Tus instrucciones: Escribe la continuación del relato en que Chalita recuerda a su familia en el rancho, a partir de la última oración que aparece.

Texto proporcionado:
______

Mira el techo, da un par de sorbos al té y continúa:
“No teníamos radio para escuchar las noticias. Mucho menos televisión. Creo que nunca habíamos visto una. Sólo escuchábamos rumores de los pocos vecinos que teníamos y vimos que algunos se fueron del rancho a Ciudad Victoria a alojarse con familiares. Nosotros no conocíamos a nadie fuera de nuestro terruño. Eramos pap(Andresito) y mamá (Clarita), mis hermanas Úrsula y Antonia la más pequeña, mi hermano Felipe y yo. Elena mi hermana ya había muerto -muy joven- y Andrea ya se había casado y no podíamos comunicarnos con ella porque se fue a vivir a Zaragoza, pueblo lejano a nosotros”.
Chalita se frota las manos con nerviosismo, como recordando cada momento y como sufriendo tal cual si lo viviese de nueva cuenta. Sus ojos se ponen cristalinos y acuosos. Su voz se torna nostálgica y con un dejo de profunda tristeza. Los recuerdos caen de golpe. Es la única sobreviviente de toda su familia. Suspira profundamente y se abraza a sí misma.
“Escuché a papá decirle a mi hermano y a mi tío Casimiro -le decíamos Chumbo de cariño- que le ayudaran a trancar las puertas de la casa principal. ¡Las mujeres adentro! gritó.

______

Registros de datos:
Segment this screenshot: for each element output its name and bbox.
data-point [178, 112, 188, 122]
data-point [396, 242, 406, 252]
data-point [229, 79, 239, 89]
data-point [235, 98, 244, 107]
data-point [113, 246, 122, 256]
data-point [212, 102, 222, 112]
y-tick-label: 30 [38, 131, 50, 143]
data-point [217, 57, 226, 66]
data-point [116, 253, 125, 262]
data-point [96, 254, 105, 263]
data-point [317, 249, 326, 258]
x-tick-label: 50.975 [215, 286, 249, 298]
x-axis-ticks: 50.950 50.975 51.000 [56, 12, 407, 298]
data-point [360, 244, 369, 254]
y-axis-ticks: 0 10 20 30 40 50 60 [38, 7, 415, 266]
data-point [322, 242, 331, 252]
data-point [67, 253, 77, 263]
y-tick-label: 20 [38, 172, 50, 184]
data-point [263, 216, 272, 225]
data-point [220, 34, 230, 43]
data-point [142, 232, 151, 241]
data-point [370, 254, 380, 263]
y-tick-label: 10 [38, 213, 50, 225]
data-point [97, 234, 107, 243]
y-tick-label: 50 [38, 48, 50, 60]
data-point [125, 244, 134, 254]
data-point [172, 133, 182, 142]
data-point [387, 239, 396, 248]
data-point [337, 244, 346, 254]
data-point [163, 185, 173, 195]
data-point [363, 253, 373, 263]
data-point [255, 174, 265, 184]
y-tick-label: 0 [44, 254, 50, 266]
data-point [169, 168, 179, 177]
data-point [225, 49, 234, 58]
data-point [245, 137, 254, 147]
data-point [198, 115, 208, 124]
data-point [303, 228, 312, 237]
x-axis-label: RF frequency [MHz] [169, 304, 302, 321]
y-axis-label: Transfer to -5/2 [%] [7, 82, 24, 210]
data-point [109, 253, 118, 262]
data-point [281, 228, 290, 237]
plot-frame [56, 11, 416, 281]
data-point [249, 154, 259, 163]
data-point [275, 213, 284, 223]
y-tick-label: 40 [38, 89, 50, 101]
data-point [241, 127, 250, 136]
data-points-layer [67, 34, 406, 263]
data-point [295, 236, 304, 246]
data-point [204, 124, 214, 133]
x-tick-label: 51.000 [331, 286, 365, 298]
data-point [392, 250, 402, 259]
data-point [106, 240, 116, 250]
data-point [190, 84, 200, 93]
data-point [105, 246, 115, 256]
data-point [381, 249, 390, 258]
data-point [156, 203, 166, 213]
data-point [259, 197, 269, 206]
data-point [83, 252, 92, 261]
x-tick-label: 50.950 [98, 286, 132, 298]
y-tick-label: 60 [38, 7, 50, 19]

______

Respuesta:
Las nubes, allá lejanas se veían negras. Aterradoras. Amenazantes. El viento era muy fuerte. Las palmas del techo de la casa, parecía que iban a volar a la nada. ¡Que miedo teníamos! Cuanta incertidumbre. Cuanto temor. Y de pronto, empezó todo. Parecía que las tejas del cielo se abrían y jarros gigantes de barro llenos de agua caían sobre nosotros. Se nos agotaron los rezos. Pero no se nos podía acabar la fe. Mamá Clarita, nos hacía rezar y rezar. Nos iluminaba una pequeña fogata de leña dentro de la casa, y difícilmente podíamos dormir por el ruido de los truenos y los rayos que iluminaban por completo todo alrededor.
Chumbo ,Felipe mi hermano y Papá Andresito, salían de vez en vez por algo de comida. Las gallinas daban pocos huevos y comíamos de lo poco que se encontraba en el monte. Eran pocos los momentos que menguaba la lluvia. Los animales se guarecían donde podían. Pensamos que no acabaría nunca”.
Se incorpora de la mecedora y camina con dificultad dando vueltas al comedor. Sus pasos son lentos. Su mirada ha cambiado. Sonríe un poco. Me mira y me regala una mirada dulce y llena de amor.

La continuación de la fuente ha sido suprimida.